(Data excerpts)

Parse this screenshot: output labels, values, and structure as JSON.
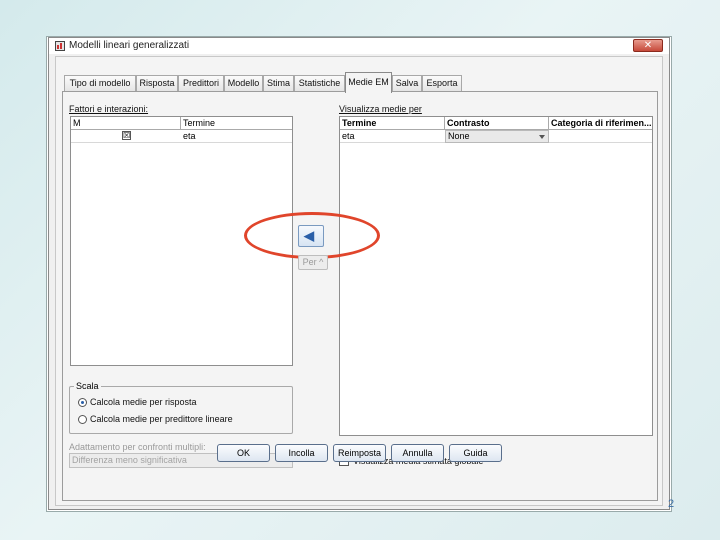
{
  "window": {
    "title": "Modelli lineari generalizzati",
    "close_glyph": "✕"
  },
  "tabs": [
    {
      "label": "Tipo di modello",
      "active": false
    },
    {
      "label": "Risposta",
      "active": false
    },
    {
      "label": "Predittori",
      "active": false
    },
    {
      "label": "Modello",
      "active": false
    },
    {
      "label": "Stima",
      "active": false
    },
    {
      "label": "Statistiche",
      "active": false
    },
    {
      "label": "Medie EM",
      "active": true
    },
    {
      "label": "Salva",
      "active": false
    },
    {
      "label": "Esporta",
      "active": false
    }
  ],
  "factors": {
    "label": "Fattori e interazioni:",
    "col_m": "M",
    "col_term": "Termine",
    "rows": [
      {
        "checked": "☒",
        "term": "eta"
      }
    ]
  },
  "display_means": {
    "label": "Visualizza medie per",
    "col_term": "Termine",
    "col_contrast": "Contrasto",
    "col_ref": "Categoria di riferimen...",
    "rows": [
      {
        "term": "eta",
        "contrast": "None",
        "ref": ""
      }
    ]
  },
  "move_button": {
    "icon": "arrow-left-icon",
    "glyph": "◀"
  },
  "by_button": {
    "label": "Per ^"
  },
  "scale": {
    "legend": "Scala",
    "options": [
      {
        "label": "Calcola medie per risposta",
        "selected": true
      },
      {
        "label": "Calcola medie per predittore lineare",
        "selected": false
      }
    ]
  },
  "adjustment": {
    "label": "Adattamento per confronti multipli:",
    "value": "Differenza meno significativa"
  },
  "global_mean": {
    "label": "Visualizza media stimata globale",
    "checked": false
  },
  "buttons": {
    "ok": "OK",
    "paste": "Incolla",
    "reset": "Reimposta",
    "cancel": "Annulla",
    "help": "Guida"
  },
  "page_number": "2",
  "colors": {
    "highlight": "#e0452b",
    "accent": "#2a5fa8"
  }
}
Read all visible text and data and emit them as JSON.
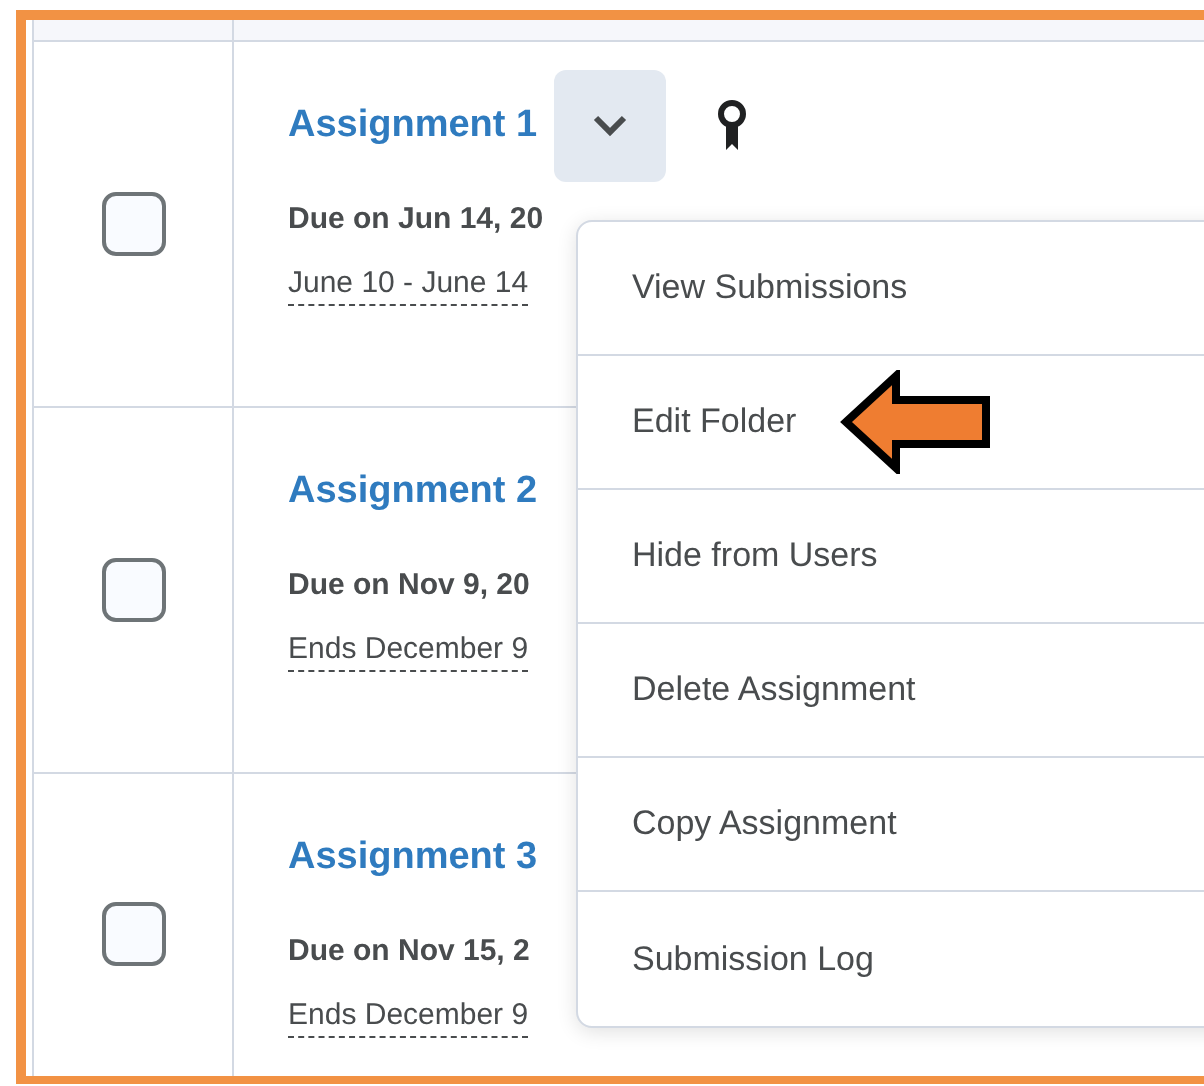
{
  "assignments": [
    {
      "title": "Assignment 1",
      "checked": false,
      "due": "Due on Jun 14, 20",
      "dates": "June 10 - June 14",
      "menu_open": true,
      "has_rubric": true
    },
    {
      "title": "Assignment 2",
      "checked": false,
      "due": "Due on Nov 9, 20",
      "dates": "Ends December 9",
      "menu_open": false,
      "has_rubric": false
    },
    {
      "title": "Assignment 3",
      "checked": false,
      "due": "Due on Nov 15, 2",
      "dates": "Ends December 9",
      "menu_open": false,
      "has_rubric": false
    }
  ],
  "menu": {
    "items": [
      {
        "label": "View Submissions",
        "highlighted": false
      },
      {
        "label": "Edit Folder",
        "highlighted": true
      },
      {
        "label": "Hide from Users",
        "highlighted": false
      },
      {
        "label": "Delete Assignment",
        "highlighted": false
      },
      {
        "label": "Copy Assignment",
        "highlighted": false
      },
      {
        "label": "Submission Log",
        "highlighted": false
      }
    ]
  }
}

» Exercise objective
Extract, from the listing above, every line where the string "title" occurs.

» Expected answer
    "title": "Modelli lineari generalizzati",
      "title": "Assignment 1",
      "title": "Assignment 2",
      "title": "Assignment 3",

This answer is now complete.